**WHAT YOU ARE ASKED TO DO**.
Copy every line from the records below that holds the word "Price".
— start RECORD EXCERPTS —
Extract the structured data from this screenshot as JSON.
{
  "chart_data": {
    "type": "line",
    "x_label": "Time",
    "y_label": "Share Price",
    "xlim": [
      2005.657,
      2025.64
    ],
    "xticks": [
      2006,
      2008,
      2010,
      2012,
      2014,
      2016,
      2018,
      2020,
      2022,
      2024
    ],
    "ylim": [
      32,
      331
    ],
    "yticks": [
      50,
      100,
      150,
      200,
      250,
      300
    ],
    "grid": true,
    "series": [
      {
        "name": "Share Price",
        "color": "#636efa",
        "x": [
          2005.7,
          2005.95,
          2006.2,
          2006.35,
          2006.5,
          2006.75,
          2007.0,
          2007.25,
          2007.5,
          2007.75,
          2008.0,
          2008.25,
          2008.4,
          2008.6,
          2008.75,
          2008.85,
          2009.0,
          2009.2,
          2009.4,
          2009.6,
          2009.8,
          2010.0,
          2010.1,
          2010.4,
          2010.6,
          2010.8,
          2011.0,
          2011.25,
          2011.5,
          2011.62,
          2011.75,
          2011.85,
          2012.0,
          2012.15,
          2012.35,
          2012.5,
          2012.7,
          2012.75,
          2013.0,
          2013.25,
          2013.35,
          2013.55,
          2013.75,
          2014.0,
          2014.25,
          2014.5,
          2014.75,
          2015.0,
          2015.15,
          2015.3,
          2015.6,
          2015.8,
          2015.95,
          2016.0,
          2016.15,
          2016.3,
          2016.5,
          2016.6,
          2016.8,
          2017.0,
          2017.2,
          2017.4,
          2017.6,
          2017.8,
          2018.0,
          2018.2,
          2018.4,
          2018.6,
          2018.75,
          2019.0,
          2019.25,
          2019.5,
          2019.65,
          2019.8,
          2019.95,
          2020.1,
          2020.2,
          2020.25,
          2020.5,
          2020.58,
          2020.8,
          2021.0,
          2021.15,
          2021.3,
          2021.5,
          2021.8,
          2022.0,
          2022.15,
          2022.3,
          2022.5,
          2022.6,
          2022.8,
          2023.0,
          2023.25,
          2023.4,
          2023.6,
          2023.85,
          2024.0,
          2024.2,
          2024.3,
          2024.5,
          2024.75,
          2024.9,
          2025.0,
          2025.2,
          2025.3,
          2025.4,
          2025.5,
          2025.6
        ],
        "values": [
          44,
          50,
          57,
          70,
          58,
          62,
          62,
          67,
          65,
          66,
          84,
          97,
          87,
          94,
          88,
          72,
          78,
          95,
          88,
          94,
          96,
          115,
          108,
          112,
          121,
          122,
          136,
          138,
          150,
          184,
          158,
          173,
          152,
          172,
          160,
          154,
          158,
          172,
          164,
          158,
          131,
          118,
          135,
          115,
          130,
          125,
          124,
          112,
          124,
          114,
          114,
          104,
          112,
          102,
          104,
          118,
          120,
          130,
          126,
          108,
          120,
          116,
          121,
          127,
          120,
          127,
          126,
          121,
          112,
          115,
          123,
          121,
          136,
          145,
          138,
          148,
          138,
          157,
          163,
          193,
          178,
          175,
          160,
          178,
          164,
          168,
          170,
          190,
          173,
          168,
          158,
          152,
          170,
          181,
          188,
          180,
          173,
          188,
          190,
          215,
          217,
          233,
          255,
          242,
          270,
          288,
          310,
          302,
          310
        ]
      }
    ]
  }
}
— end RECORD EXCERPTS —
— start RECORD EXCERPTS —
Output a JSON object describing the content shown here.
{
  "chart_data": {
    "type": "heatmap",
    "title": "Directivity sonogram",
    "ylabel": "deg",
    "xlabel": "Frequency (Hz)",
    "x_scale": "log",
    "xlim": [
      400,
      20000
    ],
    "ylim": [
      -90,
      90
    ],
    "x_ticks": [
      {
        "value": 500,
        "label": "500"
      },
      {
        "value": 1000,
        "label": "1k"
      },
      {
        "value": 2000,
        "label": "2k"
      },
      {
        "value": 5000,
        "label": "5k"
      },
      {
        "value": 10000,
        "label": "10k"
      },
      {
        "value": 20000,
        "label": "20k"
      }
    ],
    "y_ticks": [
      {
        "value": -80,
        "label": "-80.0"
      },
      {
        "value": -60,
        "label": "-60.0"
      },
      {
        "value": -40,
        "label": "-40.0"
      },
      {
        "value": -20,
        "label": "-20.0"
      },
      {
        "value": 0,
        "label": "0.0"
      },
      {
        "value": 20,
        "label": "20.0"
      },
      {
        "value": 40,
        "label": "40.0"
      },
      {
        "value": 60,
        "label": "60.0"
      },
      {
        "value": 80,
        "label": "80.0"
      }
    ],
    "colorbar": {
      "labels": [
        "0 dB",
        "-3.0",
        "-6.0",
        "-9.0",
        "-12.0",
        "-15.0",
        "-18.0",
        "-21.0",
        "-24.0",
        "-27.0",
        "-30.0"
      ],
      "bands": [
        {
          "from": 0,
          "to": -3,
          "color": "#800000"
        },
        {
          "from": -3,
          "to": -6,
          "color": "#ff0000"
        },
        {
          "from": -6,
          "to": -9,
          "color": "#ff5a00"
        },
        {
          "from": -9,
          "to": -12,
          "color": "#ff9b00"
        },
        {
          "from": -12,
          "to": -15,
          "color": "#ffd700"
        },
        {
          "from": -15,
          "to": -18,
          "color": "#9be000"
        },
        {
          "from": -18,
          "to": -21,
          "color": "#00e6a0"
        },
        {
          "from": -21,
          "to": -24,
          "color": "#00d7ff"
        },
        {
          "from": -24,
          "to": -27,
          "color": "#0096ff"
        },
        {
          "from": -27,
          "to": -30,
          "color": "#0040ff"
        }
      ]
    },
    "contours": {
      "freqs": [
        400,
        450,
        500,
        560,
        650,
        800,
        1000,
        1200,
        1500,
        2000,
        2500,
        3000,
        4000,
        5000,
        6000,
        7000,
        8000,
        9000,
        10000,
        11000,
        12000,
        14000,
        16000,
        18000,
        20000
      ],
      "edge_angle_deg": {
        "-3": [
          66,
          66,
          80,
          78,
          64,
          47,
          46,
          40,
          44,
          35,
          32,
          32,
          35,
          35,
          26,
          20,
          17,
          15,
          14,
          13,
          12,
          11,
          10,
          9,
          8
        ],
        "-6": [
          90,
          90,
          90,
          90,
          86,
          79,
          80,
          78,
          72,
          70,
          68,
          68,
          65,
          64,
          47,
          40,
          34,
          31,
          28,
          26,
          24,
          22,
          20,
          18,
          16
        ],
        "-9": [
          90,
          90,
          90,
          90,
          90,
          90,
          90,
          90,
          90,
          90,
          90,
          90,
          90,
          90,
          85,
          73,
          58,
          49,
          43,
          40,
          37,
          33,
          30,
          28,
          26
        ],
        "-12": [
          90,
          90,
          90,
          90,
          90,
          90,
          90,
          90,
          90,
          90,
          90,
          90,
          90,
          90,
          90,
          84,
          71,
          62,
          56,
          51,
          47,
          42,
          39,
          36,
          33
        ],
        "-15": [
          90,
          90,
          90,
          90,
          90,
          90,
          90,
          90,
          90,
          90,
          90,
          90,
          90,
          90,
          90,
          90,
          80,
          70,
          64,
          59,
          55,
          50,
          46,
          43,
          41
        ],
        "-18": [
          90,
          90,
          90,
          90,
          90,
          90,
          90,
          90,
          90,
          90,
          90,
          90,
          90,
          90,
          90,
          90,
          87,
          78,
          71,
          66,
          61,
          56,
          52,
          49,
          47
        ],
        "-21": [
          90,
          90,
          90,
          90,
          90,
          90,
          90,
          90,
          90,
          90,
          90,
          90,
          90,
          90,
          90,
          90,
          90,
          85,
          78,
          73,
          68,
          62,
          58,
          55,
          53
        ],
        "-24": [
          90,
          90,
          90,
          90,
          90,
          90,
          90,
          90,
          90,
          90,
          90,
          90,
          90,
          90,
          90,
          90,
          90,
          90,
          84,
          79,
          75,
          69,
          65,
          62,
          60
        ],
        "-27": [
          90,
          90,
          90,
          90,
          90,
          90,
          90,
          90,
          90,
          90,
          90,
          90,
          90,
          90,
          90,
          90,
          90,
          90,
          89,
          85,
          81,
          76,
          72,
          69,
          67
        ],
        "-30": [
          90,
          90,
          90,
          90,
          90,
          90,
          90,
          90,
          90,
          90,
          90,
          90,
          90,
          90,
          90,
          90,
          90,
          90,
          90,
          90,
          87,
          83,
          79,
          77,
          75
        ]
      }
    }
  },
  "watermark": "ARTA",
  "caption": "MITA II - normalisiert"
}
— end RECORD EXCERPTS —
**WORKED SOLUTION**.
    "y_label": "Share Price",
        "name": "Share Price",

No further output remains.